Task brief:
Tally the lines of the listing that contain the string "Capital". Give the number and nothing else.

* Begin Input material *

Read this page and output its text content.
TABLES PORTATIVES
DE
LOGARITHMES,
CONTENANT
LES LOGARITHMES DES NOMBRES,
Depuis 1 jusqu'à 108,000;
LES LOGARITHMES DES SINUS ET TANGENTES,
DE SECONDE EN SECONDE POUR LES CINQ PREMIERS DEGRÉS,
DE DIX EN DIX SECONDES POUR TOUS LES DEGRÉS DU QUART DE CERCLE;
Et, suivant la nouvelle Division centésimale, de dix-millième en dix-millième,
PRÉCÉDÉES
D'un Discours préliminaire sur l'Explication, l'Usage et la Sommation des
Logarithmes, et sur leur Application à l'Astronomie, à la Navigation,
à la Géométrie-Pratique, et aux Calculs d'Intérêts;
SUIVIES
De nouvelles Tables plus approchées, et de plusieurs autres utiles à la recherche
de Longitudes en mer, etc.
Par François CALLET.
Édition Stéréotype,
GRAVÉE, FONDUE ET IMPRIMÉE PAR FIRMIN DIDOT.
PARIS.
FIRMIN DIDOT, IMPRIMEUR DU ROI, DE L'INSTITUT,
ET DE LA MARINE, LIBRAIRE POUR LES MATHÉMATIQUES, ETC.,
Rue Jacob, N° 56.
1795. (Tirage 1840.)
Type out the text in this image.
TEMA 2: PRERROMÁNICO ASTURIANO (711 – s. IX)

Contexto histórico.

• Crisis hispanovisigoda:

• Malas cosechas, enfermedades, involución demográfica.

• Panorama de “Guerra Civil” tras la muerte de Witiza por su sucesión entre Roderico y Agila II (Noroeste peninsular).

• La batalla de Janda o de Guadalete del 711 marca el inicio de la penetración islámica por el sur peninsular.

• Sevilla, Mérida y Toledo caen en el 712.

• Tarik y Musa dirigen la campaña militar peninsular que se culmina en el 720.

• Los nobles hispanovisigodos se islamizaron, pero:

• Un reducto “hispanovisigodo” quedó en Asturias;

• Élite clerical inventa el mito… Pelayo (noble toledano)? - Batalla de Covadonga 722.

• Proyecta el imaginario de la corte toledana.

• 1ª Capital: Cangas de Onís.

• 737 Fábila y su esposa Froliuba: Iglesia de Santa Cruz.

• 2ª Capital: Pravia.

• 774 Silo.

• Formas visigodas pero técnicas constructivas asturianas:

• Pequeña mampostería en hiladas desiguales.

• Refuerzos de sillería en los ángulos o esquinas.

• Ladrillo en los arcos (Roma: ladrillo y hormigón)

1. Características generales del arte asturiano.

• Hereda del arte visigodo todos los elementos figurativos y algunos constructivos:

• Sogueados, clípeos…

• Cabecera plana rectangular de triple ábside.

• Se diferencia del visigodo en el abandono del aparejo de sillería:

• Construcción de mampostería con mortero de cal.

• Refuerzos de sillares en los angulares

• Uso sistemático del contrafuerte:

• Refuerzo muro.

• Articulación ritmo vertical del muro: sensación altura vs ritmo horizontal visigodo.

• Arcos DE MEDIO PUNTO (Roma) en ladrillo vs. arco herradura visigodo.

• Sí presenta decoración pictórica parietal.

* End Input material *

Expected answer:
2